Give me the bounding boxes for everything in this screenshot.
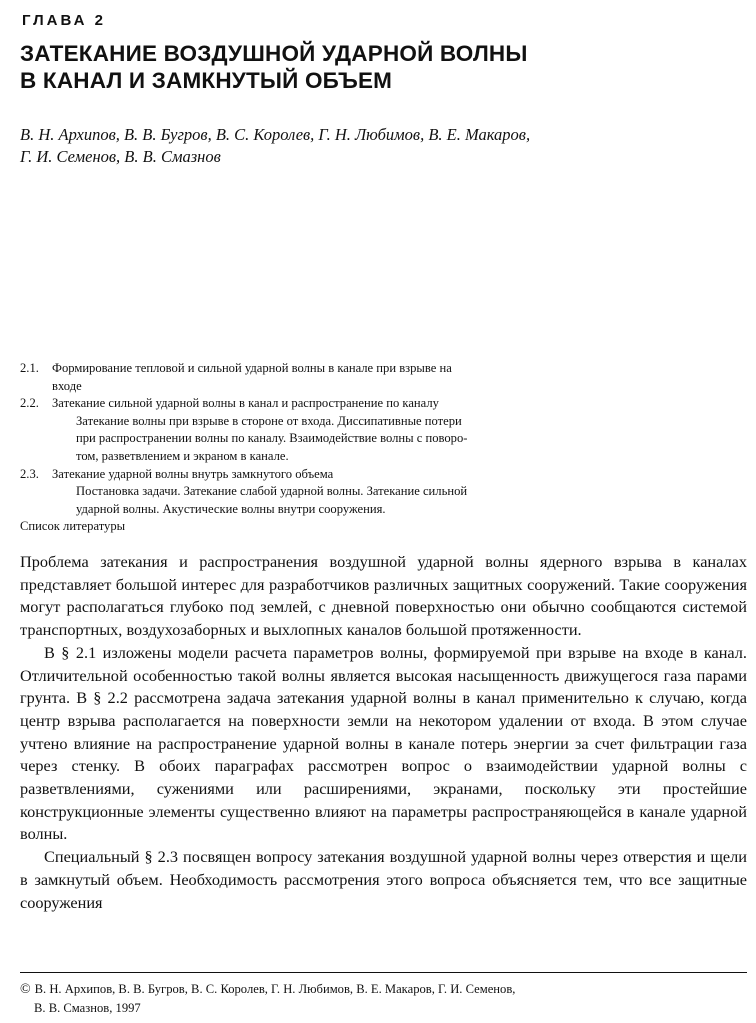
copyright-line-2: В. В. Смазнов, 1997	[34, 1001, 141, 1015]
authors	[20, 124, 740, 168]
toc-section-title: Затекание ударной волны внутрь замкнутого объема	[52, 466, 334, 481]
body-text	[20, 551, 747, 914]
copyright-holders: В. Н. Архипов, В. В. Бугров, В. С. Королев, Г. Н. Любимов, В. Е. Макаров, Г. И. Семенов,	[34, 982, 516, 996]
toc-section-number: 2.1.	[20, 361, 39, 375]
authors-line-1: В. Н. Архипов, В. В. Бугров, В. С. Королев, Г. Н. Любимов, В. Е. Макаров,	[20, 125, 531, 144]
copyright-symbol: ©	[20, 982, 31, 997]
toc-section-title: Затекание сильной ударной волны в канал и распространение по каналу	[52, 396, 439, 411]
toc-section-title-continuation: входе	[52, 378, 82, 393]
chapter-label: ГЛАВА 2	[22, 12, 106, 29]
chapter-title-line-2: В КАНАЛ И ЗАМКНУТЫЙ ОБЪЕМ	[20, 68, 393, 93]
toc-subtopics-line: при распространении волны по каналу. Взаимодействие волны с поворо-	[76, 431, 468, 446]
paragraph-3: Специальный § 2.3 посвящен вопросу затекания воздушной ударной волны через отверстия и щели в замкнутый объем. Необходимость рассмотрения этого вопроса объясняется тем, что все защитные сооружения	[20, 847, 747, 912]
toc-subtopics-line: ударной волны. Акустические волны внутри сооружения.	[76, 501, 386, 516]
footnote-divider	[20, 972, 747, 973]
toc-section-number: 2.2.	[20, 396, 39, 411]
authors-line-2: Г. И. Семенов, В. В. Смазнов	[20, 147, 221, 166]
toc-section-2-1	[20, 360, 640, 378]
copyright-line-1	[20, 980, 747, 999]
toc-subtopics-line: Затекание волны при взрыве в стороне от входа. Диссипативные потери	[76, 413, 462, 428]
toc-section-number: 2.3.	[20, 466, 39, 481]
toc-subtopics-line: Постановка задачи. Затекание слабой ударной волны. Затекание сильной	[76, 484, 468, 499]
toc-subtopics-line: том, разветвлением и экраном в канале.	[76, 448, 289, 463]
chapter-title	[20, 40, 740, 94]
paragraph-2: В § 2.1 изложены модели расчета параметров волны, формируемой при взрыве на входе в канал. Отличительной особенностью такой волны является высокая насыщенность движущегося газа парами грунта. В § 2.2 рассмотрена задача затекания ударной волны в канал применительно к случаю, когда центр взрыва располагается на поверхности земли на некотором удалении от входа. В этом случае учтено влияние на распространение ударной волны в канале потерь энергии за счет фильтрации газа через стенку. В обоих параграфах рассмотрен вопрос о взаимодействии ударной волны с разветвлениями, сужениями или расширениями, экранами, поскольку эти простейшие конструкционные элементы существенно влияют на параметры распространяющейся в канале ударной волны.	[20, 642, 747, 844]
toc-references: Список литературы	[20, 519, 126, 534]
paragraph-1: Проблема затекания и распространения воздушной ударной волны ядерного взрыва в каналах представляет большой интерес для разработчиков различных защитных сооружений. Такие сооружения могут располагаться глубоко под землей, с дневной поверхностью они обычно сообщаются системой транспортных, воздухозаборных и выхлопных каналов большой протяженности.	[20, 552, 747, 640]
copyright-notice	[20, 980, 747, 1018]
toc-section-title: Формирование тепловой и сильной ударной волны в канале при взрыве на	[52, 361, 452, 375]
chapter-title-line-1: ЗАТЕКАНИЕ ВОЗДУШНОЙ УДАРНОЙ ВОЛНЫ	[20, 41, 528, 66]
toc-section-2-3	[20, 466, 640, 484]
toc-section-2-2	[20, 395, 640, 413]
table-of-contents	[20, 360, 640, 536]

**********

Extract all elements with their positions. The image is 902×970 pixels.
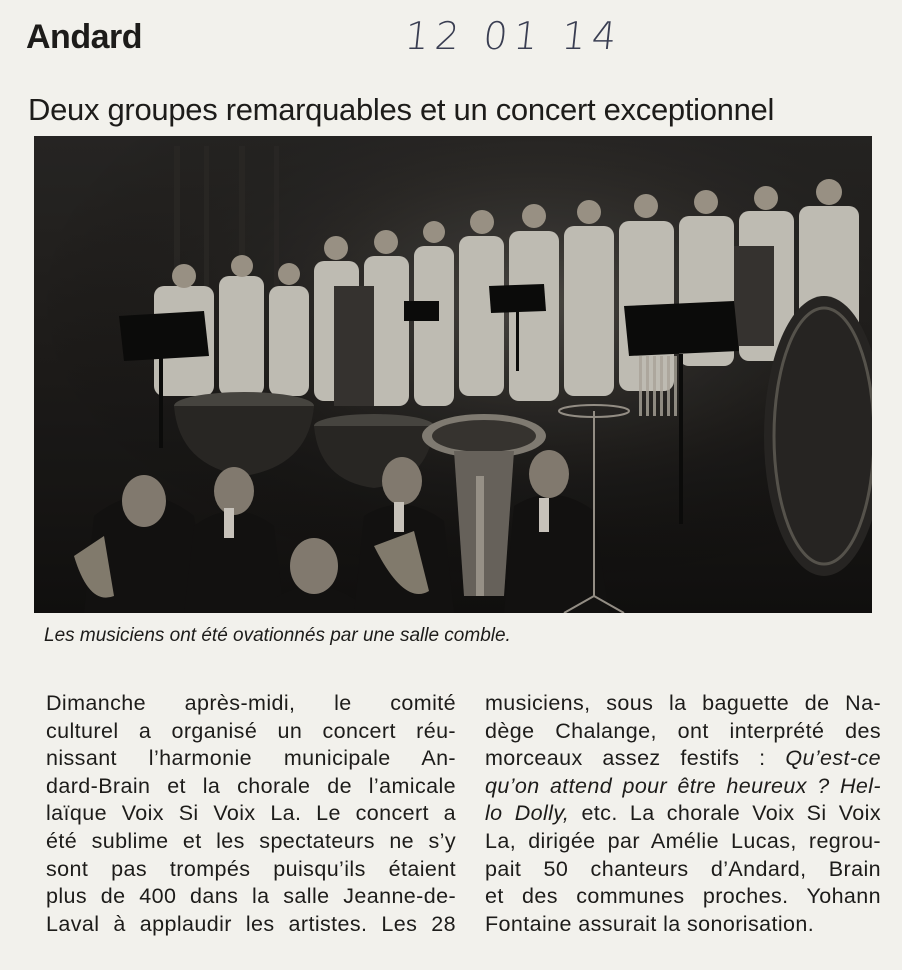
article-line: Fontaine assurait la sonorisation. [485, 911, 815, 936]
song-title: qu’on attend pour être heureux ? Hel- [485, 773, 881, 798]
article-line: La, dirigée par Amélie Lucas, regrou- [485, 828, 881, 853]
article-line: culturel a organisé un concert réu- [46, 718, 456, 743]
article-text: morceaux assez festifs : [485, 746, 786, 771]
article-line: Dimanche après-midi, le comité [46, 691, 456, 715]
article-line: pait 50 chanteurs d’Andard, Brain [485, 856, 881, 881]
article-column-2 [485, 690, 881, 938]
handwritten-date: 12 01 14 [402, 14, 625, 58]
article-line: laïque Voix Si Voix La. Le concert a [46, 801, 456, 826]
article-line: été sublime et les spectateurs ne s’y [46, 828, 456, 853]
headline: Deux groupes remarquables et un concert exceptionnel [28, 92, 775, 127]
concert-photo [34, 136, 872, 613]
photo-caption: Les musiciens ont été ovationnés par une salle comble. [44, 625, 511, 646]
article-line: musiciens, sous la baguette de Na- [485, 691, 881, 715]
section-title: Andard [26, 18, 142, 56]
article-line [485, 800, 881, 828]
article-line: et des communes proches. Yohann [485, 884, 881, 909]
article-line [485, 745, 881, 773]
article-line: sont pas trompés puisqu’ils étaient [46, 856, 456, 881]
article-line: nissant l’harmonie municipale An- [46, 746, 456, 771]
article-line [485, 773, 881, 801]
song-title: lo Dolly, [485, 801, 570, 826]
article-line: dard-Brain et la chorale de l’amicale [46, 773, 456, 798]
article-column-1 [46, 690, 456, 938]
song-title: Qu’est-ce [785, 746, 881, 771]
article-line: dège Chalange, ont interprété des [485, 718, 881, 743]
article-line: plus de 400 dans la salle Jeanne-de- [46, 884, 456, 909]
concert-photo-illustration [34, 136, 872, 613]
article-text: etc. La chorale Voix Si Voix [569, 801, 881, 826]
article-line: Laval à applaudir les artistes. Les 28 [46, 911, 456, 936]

**********

(DIRECTION)
Reproduce, without alteration, the rows from the line with "article-line: Fontaine assurait" up to and including the line with "article-text: morceaux assez".

(OUTPUT)
article-line: Fontaine assurait la sonorisation. [485, 911, 815, 936]
song-title: qu’on attend pour être heureux ? Hel- [485, 773, 881, 798]
article-line: La, dirigée par Amélie Lucas, regrou- [485, 828, 881, 853]
article-line: culturel a organisé un concert réu- [46, 718, 456, 743]
article-text: morceaux assez festifs : [485, 746, 786, 771]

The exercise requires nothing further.